## begin EXERCISE DATA
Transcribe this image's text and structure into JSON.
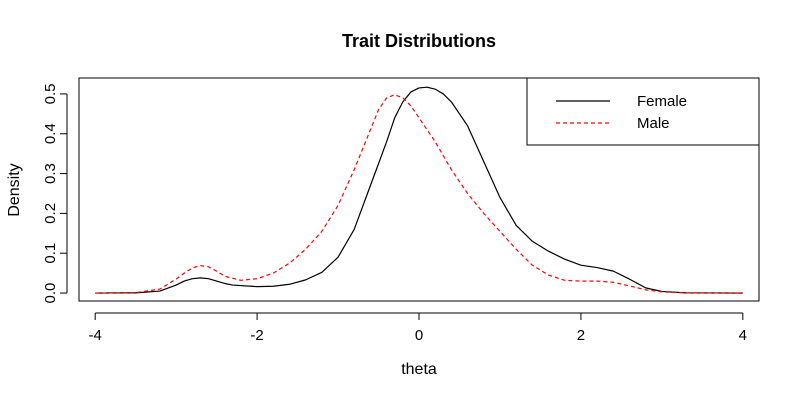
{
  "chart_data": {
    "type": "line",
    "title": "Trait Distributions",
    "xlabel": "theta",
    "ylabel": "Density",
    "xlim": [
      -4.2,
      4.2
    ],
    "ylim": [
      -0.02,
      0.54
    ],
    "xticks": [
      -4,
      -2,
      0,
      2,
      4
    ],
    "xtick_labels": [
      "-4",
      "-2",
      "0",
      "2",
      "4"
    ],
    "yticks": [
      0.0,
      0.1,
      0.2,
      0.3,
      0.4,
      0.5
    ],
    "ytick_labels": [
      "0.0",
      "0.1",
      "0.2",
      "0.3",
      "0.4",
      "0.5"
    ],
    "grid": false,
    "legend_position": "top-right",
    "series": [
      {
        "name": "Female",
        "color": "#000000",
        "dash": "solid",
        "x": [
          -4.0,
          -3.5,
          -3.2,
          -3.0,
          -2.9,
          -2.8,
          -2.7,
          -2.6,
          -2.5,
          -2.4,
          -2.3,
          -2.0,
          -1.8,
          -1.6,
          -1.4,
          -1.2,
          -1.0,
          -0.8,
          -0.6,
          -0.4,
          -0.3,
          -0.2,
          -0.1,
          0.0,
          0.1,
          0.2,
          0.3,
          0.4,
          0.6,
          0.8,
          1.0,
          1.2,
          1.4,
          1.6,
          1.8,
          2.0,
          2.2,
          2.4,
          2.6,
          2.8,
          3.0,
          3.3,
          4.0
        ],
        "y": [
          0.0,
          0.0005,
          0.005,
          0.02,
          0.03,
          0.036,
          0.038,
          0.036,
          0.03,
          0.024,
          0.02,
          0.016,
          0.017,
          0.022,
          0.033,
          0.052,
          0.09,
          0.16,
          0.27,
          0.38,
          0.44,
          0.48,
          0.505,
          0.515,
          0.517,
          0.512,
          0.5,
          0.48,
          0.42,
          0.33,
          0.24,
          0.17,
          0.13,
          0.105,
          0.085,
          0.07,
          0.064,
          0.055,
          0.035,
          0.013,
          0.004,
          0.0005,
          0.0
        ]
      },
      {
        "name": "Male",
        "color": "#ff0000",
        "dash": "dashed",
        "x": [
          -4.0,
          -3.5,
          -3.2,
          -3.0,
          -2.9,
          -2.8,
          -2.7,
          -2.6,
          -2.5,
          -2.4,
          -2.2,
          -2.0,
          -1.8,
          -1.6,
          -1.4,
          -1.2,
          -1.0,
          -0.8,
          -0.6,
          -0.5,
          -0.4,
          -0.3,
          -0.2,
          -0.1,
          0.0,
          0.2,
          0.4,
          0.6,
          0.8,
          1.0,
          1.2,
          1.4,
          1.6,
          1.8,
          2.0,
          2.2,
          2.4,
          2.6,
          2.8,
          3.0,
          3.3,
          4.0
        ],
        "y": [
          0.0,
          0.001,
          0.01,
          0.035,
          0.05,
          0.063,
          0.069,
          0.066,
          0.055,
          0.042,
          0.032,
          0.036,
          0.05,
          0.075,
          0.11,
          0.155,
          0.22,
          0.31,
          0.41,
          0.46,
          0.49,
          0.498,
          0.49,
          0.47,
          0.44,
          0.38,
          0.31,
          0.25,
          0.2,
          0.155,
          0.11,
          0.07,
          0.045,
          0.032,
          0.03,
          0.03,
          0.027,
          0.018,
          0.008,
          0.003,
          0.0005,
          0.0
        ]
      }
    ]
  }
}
## end EXERCISE DATA
▸ **WHAT YOU HAVE TO DO**: Any pictures should be dropped; transcribe the rest of the records above exactly.

▸ **THE REPLY**:
Transcribe this image's text and structure into JSON.
{
  "chart_data": {
    "type": "line",
    "title": "Trait Distributions",
    "xlabel": "theta",
    "ylabel": "Density",
    "xlim": [
      -4.2,
      4.2
    ],
    "ylim": [
      -0.02,
      0.54
    ],
    "xticks": [
      -4,
      -2,
      0,
      2,
      4
    ],
    "xtick_labels": [
      "-4",
      "-2",
      "0",
      "2",
      "4"
    ],
    "yticks": [
      0.0,
      0.1,
      0.2,
      0.3,
      0.4,
      0.5
    ],
    "ytick_labels": [
      "0.0",
      "0.1",
      "0.2",
      "0.3",
      "0.4",
      "0.5"
    ],
    "grid": false,
    "legend_position": "top-right",
    "series": [
      {
        "name": "Female",
        "color": "#000000",
        "dash": "solid",
        "x": [
          -4.0,
          -3.5,
          -3.2,
          -3.0,
          -2.9,
          -2.8,
          -2.7,
          -2.6,
          -2.5,
          -2.4,
          -2.3,
          -2.0,
          -1.8,
          -1.6,
          -1.4,
          -1.2,
          -1.0,
          -0.8,
          -0.6,
          -0.4,
          -0.3,
          -0.2,
          -0.1,
          0.0,
          0.1,
          0.2,
          0.3,
          0.4,
          0.6,
          0.8,
          1.0,
          1.2,
          1.4,
          1.6,
          1.8,
          2.0,
          2.2,
          2.4,
          2.6,
          2.8,
          3.0,
          3.3,
          4.0
        ],
        "y": [
          0.0,
          0.0005,
          0.005,
          0.02,
          0.03,
          0.036,
          0.038,
          0.036,
          0.03,
          0.024,
          0.02,
          0.016,
          0.017,
          0.022,
          0.033,
          0.052,
          0.09,
          0.16,
          0.27,
          0.38,
          0.44,
          0.48,
          0.505,
          0.515,
          0.517,
          0.512,
          0.5,
          0.48,
          0.42,
          0.33,
          0.24,
          0.17,
          0.13,
          0.105,
          0.085,
          0.07,
          0.064,
          0.055,
          0.035,
          0.013,
          0.004,
          0.0005,
          0.0
        ]
      },
      {
        "name": "Male",
        "color": "#ff0000",
        "dash": "dashed",
        "x": [
          -4.0,
          -3.5,
          -3.2,
          -3.0,
          -2.9,
          -2.8,
          -2.7,
          -2.6,
          -2.5,
          -2.4,
          -2.2,
          -2.0,
          -1.8,
          -1.6,
          -1.4,
          -1.2,
          -1.0,
          -0.8,
          -0.6,
          -0.5,
          -0.4,
          -0.3,
          -0.2,
          -0.1,
          0.0,
          0.2,
          0.4,
          0.6,
          0.8,
          1.0,
          1.2,
          1.4,
          1.6,
          1.8,
          2.0,
          2.2,
          2.4,
          2.6,
          2.8,
          3.0,
          3.3,
          4.0
        ],
        "y": [
          0.0,
          0.001,
          0.01,
          0.035,
          0.05,
          0.063,
          0.069,
          0.066,
          0.055,
          0.042,
          0.032,
          0.036,
          0.05,
          0.075,
          0.11,
          0.155,
          0.22,
          0.31,
          0.41,
          0.46,
          0.49,
          0.498,
          0.49,
          0.47,
          0.44,
          0.38,
          0.31,
          0.25,
          0.2,
          0.155,
          0.11,
          0.07,
          0.045,
          0.032,
          0.03,
          0.03,
          0.027,
          0.018,
          0.008,
          0.003,
          0.0005,
          0.0
        ]
      }
    ]
  }
}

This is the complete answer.